▶ TASK PROMPT: Output the data exactly, with every line intact.

── RECORDS

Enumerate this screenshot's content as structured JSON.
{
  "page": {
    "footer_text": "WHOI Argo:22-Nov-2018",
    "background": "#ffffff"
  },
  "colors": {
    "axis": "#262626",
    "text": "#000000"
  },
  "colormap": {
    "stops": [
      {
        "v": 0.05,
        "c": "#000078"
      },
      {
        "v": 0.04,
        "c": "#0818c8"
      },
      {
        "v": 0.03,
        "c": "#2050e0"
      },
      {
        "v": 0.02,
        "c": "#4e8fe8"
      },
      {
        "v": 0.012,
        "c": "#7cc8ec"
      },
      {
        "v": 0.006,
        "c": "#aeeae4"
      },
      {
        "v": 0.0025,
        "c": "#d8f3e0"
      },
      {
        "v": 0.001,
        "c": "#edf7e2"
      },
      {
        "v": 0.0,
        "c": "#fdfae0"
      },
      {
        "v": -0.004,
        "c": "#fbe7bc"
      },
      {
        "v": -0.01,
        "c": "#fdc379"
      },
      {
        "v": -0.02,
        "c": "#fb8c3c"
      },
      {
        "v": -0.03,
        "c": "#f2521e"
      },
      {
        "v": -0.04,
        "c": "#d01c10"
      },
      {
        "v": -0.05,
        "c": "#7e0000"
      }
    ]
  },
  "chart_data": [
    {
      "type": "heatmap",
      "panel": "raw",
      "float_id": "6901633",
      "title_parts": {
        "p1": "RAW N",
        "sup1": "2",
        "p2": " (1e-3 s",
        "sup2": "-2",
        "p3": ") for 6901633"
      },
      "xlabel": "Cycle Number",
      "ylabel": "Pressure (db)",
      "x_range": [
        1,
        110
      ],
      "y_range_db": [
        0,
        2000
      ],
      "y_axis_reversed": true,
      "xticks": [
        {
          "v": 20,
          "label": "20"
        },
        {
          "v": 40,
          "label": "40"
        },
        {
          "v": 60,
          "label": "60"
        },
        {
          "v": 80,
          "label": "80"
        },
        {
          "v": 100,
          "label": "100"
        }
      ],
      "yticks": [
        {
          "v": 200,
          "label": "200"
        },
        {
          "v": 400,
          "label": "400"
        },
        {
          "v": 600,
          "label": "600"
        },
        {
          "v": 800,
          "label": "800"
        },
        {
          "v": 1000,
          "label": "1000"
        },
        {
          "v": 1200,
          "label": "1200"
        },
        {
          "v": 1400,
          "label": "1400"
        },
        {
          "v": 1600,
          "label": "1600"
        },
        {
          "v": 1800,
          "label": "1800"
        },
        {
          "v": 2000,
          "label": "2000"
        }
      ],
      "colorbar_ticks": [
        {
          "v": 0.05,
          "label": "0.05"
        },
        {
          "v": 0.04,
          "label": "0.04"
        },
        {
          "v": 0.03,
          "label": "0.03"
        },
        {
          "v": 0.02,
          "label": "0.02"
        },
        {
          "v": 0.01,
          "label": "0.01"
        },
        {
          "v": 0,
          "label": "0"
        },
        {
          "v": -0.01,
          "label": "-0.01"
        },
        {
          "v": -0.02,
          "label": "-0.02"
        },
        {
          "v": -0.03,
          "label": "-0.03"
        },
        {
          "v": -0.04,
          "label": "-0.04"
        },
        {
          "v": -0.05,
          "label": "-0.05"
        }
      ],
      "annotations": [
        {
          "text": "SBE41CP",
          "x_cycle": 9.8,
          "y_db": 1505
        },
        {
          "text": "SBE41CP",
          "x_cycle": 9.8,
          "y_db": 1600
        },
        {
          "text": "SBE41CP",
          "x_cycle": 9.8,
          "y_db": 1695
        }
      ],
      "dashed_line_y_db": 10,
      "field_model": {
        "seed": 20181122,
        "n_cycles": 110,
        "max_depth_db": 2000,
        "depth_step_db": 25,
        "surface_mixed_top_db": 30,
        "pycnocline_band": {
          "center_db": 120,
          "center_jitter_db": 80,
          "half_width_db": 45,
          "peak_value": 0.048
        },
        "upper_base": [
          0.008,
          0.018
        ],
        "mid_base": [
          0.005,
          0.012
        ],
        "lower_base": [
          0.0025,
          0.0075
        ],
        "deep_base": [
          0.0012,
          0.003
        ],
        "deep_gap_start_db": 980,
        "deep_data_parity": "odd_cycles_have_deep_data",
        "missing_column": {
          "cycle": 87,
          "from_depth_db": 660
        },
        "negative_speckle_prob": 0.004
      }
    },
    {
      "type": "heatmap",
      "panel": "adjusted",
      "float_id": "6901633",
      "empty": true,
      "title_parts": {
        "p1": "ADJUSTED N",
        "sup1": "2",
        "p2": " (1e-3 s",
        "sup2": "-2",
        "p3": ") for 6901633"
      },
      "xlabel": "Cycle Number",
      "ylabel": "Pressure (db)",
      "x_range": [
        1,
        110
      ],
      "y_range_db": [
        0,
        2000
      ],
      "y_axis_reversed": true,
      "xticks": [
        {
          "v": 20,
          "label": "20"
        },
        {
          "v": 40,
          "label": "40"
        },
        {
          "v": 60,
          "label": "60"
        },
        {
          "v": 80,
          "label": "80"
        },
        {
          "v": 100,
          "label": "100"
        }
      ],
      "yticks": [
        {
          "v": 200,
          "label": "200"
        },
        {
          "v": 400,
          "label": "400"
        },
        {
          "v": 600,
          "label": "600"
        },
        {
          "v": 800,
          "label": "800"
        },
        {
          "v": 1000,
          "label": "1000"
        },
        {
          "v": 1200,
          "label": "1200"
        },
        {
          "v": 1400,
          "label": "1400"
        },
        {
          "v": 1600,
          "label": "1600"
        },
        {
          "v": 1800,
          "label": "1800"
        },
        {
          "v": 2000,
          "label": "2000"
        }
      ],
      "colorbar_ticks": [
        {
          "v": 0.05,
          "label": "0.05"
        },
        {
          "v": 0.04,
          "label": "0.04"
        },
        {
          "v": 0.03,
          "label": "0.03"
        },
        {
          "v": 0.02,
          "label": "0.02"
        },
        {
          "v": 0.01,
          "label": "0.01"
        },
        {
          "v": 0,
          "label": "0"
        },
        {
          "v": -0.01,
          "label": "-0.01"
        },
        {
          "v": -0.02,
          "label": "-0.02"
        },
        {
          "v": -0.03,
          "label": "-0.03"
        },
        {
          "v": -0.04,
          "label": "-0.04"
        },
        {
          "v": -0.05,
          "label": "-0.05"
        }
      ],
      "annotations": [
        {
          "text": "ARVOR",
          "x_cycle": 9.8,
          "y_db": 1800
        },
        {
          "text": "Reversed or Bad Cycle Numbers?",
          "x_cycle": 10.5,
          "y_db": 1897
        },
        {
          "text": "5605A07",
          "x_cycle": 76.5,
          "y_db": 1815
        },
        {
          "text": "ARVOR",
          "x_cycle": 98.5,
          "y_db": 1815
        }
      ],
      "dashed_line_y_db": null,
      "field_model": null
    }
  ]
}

────

▶ RIGHT ANSWER:
Enumerate this screenshot's content as structured JSON.
{
  "page": {
    "footer_text": "WHOI Argo:22-Nov-2018",
    "background": "#ffffff"
  },
  "colors": {
    "axis": "#262626",
    "text": "#000000"
  },
  "colormap": {
    "stops": [
      {
        "v": 0.05,
        "c": "#000078"
      },
      {
        "v": 0.04,
        "c": "#0818c8"
      },
      {
        "v": 0.03,
        "c": "#2050e0"
      },
      {
        "v": 0.02,
        "c": "#4e8fe8"
      },
      {
        "v": 0.012,
        "c": "#7cc8ec"
      },
      {
        "v": 0.006,
        "c": "#aeeae4"
      },
      {
        "v": 0.0025,
        "c": "#d8f3e0"
      },
      {
        "v": 0.001,
        "c": "#edf7e2"
      },
      {
        "v": 0.0,
        "c": "#fdfae0"
      },
      {
        "v": -0.004,
        "c": "#fbe7bc"
      },
      {
        "v": -0.01,
        "c": "#fdc379"
      },
      {
        "v": -0.02,
        "c": "#fb8c3c"
      },
      {
        "v": -0.03,
        "c": "#f2521e"
      },
      {
        "v": -0.04,
        "c": "#d01c10"
      },
      {
        "v": -0.05,
        "c": "#7e0000"
      }
    ]
  },
  "chart_data": [
    {
      "type": "heatmap",
      "panel": "raw",
      "float_id": "6901633",
      "title_parts": {
        "p1": "RAW N",
        "sup1": "2",
        "p2": " (1e-3 s",
        "sup2": "-2",
        "p3": ") for 6901633"
      },
      "xlabel": "Cycle Number",
      "ylabel": "Pressure (db)",
      "x_range": [
        1,
        110
      ],
      "y_range_db": [
        0,
        2000
      ],
      "y_axis_reversed": true,
      "xticks": [
        {
          "v": 20,
          "label": "20"
        },
        {
          "v": 40,
          "label": "40"
        },
        {
          "v": 60,
          "label": "60"
        },
        {
          "v": 80,
          "label": "80"
        },
        {
          "v": 100,
          "label": "100"
        }
      ],
      "yticks": [
        {
          "v": 200,
          "label": "200"
        },
        {
          "v": 400,
          "label": "400"
        },
        {
          "v": 600,
          "label": "600"
        },
        {
          "v": 800,
          "label": "800"
        },
        {
          "v": 1000,
          "label": "1000"
        },
        {
          "v": 1200,
          "label": "1200"
        },
        {
          "v": 1400,
          "label": "1400"
        },
        {
          "v": 1600,
          "label": "1600"
        },
        {
          "v": 1800,
          "label": "1800"
        },
        {
          "v": 2000,
          "label": "2000"
        }
      ],
      "colorbar_ticks": [
        {
          "v": 0.05,
          "label": "0.05"
        },
        {
          "v": 0.04,
          "label": "0.04"
        },
        {
          "v": 0.03,
          "label": "0.03"
        },
        {
          "v": 0.02,
          "label": "0.02"
        },
        {
          "v": 0.01,
          "label": "0.01"
        },
        {
          "v": 0,
          "label": "0"
        },
        {
          "v": -0.01,
          "label": "-0.01"
        },
        {
          "v": -0.02,
          "label": "-0.02"
        },
        {
          "v": -0.03,
          "label": "-0.03"
        },
        {
          "v": -0.04,
          "label": "-0.04"
        },
        {
          "v": -0.05,
          "label": "-0.05"
        }
      ],
      "annotations": [
        {
          "text": "SBE41CP",
          "x_cycle": 9.8,
          "y_db": 1505
        },
        {
          "text": "SBE41CP",
          "x_cycle": 9.8,
          "y_db": 1600
        },
        {
          "text": "SBE41CP",
          "x_cycle": 9.8,
          "y_db": 1695
        }
      ],
      "dashed_line_y_db": 10,
      "field_model": {
        "seed": 20181122,
        "n_cycles": 110,
        "max_depth_db": 2000,
        "depth_step_db": 25,
        "surface_mixed_top_db": 30,
        "pycnocline_band": {
          "center_db": 120,
          "center_jitter_db": 80,
          "half_width_db": 45,
          "peak_value": 0.048
        },
        "upper_base": [
          0.008,
          0.018
        ],
        "mid_base": [
          0.005,
          0.012
        ],
        "lower_base": [
          0.0025,
          0.0075
        ],
        "deep_base": [
          0.0012,
          0.003
        ],
        "deep_gap_start_db": 980,
        "deep_data_parity": "odd_cycles_have_deep_data",
        "missing_column": {
          "cycle": 87,
          "from_depth_db": 660
        },
        "negative_speckle_prob": 0.004
      }
    },
    {
      "type": "heatmap",
      "panel": "adjusted",
      "float_id": "6901633",
      "empty": true,
      "title_parts": {
        "p1": "ADJUSTED N",
        "sup1": "2",
        "p2": " (1e-3 s",
        "sup2": "-2",
        "p3": ") for 6901633"
      },
      "xlabel": "Cycle Number",
      "ylabel": "Pressure (db)",
      "x_range": [
        1,
        110
      ],
      "y_range_db": [
        0,
        2000
      ],
      "y_axis_reversed": true,
      "xticks": [
        {
          "v": 20,
          "label": "20"
        },
        {
          "v": 40,
          "label": "40"
        },
        {
          "v": 60,
          "label": "60"
        },
        {
          "v": 80,
          "label": "80"
        },
        {
          "v": 100,
          "label": "100"
        }
      ],
      "yticks": [
        {
          "v": 200,
          "label": "200"
        },
        {
          "v": 400,
          "label": "400"
        },
        {
          "v": 600,
          "label": "600"
        },
        {
          "v": 800,
          "label": "800"
        },
        {
          "v": 1000,
          "label": "1000"
        },
        {
          "v": 1200,
          "label": "1200"
        },
        {
          "v": 1400,
          "label": "1400"
        },
        {
          "v": 1600,
          "label": "1600"
        },
        {
          "v": 1800,
          "label": "1800"
        },
        {
          "v": 2000,
          "label": "2000"
        }
      ],
      "colorbar_ticks": [
        {
          "v": 0.05,
          "label": "0.05"
        },
        {
          "v": 0.04,
          "label": "0.04"
        },
        {
          "v": 0.03,
          "label": "0.03"
        },
        {
          "v": 0.02,
          "label": "0.02"
        },
        {
          "v": 0.01,
          "label": "0.01"
        },
        {
          "v": 0,
          "label": "0"
        },
        {
          "v": -0.01,
          "label": "-0.01"
        },
        {
          "v": -0.02,
          "label": "-0.02"
        },
        {
          "v": -0.03,
          "label": "-0.03"
        },
        {
          "v": -0.04,
          "label": "-0.04"
        },
        {
          "v": -0.05,
          "label": "-0.05"
        }
      ],
      "annotations": [
        {
          "text": "ARVOR",
          "x_cycle": 9.8,
          "y_db": 1800
        },
        {
          "text": "Reversed or Bad Cycle Numbers?",
          "x_cycle": 10.5,
          "y_db": 1897
        },
        {
          "text": "5605A07",
          "x_cycle": 76.5,
          "y_db": 1815
        },
        {
          "text": "ARVOR",
          "x_cycle": 98.5,
          "y_db": 1815
        }
      ],
      "dashed_line_y_db": null,
      "field_model": null
    }
  ]
}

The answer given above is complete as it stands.